■ **Page excerpt**
....

The UK team have a unique collection of deep biomarker measurements in the ORCADES cohort, with the potential to construct an integrated profile of each subject's state of health: linking together changes at the molecular level and subsequent disease. The Russian team are expert in processing such large and diverse datasets: developing algorithms and implementing them in usable software. We shall develop hypotheses of causal pathways and then test them in ORCADES. While most multi-omics research initiatives try to identify correlations between features, causation is less clear. In our proposal, the deep and wide ORCADES data will enable us to identify causation and underlying molecular pathways. For our exemplar - cardiovascular disease - we aim to define pathways leading from genes to phenotypes, and molecular hallmarks of its development. This would potentially lead to development of novel biomarkers, patient stratification methods, and identification of new drug targets. The methodology could readily be applied to other diseases.

The experience of participation in the project with one of the leading universities in multi-omics research will allow NSU to advance its own bioinformatics school and reinforce its credentials as a strong partner for future international and domestic collaborations. For Edinburgh, working with leading experts in the statistical analysis of big data offers the prospect of ongoing collaboration and knowledge transfer in a field with considerable potential for translation and impact on patient care.

....

■ **Data items**
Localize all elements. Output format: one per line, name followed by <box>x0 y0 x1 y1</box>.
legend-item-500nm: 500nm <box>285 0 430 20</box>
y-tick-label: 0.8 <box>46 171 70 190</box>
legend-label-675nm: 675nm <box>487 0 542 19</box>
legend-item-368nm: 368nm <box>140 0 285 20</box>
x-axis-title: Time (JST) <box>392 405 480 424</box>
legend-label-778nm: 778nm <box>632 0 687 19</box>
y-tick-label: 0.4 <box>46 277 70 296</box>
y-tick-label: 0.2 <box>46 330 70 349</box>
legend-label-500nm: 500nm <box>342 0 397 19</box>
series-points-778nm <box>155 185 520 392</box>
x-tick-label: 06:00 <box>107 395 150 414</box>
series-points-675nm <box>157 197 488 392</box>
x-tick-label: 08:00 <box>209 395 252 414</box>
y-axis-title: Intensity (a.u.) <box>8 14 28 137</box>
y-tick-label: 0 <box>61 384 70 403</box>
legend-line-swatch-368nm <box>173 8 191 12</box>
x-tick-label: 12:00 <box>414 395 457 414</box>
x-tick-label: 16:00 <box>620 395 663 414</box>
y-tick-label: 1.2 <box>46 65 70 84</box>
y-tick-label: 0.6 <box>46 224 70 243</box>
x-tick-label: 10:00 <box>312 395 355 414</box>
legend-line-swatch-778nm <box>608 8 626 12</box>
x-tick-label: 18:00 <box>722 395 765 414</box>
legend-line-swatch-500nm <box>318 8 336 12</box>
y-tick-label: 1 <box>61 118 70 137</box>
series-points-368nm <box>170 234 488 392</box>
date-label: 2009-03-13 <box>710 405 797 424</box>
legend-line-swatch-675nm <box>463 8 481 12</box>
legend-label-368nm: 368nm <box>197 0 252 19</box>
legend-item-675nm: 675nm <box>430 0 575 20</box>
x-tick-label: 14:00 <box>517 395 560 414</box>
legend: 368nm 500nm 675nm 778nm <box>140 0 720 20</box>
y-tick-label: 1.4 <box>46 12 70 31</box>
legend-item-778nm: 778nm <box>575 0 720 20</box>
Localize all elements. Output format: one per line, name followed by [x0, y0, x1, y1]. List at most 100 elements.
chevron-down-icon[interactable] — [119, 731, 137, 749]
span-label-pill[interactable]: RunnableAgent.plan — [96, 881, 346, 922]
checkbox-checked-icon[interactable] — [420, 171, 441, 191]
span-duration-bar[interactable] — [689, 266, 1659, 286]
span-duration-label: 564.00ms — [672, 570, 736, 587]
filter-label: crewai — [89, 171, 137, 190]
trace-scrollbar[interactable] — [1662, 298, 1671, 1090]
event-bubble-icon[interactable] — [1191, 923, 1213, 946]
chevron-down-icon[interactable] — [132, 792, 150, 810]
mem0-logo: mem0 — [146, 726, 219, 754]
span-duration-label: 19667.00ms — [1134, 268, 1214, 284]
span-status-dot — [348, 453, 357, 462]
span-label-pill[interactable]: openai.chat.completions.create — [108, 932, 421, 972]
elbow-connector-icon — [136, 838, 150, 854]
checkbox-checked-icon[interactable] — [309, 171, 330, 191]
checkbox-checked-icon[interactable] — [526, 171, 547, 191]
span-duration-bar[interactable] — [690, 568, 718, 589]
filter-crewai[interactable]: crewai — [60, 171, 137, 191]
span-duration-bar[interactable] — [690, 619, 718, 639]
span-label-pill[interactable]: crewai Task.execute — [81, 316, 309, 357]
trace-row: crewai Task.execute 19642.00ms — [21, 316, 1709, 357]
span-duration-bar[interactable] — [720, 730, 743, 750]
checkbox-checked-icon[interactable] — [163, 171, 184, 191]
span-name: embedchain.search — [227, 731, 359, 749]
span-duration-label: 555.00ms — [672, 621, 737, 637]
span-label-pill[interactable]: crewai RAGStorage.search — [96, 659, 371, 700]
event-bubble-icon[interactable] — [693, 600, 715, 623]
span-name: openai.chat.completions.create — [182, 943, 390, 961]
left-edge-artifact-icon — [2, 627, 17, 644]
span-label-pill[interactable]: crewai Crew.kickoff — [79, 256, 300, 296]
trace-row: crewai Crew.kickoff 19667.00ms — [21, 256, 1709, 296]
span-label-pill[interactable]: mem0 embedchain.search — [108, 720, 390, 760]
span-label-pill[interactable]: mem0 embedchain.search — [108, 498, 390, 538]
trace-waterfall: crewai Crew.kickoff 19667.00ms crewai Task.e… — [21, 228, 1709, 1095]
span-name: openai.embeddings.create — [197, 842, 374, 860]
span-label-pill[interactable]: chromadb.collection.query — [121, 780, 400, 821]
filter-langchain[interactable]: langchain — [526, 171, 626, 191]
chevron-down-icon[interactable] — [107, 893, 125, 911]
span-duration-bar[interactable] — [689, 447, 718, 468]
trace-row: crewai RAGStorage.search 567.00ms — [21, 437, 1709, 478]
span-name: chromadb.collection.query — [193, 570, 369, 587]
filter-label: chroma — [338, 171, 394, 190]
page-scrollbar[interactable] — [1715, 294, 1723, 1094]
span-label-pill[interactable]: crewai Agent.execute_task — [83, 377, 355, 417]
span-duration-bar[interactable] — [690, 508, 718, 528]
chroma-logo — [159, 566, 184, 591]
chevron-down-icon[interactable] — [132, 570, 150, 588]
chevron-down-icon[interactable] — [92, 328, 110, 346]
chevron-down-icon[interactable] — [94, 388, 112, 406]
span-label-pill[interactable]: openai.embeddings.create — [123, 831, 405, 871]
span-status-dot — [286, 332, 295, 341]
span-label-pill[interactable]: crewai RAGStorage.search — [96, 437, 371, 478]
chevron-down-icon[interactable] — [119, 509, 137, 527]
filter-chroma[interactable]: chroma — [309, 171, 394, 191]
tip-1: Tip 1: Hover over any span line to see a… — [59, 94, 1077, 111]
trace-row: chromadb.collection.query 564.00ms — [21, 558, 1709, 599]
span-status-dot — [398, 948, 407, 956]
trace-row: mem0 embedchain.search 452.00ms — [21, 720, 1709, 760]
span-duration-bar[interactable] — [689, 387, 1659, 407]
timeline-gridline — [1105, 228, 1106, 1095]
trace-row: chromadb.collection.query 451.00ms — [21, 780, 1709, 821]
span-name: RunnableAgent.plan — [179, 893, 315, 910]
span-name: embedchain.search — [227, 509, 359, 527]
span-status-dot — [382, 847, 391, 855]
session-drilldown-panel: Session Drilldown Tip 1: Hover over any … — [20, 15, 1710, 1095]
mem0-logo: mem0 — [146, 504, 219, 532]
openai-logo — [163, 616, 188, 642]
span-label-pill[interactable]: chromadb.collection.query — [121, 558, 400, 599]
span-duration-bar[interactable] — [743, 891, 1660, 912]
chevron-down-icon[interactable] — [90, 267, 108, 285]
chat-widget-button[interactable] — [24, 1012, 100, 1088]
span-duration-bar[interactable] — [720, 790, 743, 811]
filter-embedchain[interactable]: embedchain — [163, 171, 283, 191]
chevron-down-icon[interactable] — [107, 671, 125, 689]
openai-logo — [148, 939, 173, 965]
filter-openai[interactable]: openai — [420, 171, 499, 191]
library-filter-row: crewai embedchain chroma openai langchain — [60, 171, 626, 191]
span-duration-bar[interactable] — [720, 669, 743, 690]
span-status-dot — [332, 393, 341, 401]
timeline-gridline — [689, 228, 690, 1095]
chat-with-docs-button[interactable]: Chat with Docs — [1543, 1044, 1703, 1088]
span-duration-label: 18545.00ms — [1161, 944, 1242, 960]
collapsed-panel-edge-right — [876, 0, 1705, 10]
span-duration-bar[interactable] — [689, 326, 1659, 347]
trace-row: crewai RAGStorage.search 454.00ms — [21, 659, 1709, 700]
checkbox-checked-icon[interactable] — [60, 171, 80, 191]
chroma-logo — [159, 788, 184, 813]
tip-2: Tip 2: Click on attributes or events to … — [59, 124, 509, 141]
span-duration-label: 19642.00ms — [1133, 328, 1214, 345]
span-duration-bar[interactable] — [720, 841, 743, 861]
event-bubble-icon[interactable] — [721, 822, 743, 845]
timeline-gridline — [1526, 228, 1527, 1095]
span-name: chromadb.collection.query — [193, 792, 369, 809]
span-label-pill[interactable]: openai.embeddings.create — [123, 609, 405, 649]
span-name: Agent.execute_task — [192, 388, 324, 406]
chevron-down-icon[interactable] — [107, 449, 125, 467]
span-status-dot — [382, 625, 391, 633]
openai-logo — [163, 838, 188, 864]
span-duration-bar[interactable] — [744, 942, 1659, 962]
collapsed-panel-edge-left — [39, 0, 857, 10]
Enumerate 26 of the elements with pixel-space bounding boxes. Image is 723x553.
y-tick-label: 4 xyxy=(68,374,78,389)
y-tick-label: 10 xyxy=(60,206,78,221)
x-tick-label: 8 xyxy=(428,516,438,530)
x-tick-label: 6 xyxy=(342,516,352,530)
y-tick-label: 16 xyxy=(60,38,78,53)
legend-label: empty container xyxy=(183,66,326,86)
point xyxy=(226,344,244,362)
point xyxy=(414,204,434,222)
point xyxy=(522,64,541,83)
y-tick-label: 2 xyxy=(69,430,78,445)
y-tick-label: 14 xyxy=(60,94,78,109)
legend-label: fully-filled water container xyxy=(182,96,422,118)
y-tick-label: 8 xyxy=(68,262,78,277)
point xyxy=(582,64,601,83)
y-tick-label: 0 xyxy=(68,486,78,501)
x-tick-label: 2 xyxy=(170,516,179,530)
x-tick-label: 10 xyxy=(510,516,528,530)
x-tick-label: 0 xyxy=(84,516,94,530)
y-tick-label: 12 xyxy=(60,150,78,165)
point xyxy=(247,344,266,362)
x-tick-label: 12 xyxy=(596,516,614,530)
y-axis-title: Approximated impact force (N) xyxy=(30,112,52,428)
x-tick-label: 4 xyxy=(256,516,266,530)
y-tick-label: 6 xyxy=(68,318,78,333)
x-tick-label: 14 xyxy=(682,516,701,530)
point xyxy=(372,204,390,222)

....

■ **Check your understanding**
a: List the potential developments that the project description says this research could lead to.
b: Answer these questions from the project description.
(i) In which cohort does the UK team hold its deep biomarker measurements?
(ii) Which disease serves as the exemplar?
(iii) What does NSU expect to advance through its participation?
c: Write the next part of the project description, picking up after its final sentence.

■ **Your written answers**
a:
- Novel biomarkers
- Patient stratification methods
- Identification of new drug targets

b:
(i) The ORCADES cohort
(ii) Cardiovascular disease
(iii) Its own bioinformatics school

c:
Thermotherapy for the treatment of malignant brain tumours mediated by functionalised magnetic nanoparticles

Thermotherapy for the treatment of malignant brain tumours mediated by functionalised magnetic nanoparticles

Partner Organisations:

UCL Cancer Institute, University College London

Institute of Cytology of the Russian Academy of Sciences

UK Head of Project:

Prof. Kerry Chester, UCL Cancer Institute, University College London

Russia Head of Project:

Dr. Maxim Shevtsov, Institute of Cytology of the Russian Academy of Sciences

Abstract: 

The proposal will combine Russian and British expertise to develop innovative nanotechnologies for treatment glioblastoma, the most common and aggressive primary brain cancer. Despite multimodal treatment, glioblastoma has a median survival of just over 1 year. Innovative treatments are urgently needed. We will take a new approach, combining our scientific and clinical specialities to develop superparamagnetic iron-oxide nanoparticles (SPIONs), a new class of treatments, to meet this need. SPIONs are non-toxic and used clinically for imaging. However, when placed in a harmless external alternating magnetic field (AMF), the SPIONs release heat in a process termed magnetic hyperthermia.

It is this property we will exploit using a custom built, portable AMF delivery system. Heat is directly toxic to the cancer cells and can also alert the immune system to the presence of the cancer. During the proposal, we will create and develop advanced SPIONs, targeted to a specific protein (HSP-70) on the surface of cancer cells. We will characterise these targeted SPIONs using biological and physical parameters. Then we will investigate the efficacy and action mechanism of these targeted SPIONs as mediators of magnetic hyperthermia therapy in rodent models of glioblastoma. A successful project outcome would offer a potential new treatment for glioblastoma and would eventually impact upon the way glioblastoma is treated in the clinic through clinical translation of the findings into early phase clinical trials for patients with glioblastoma. The outcomes from this project will also generate a valuable contribution to the growing body of scientific literature on targeting nanoparticles for cancer therapy.

Furthermore, this collaborative effort between the UK and Russian federation in the fields of nanotechnology and cancer research will strengthen the research links between the two countries with economic benefits from potential commercialisation of the scientific findings.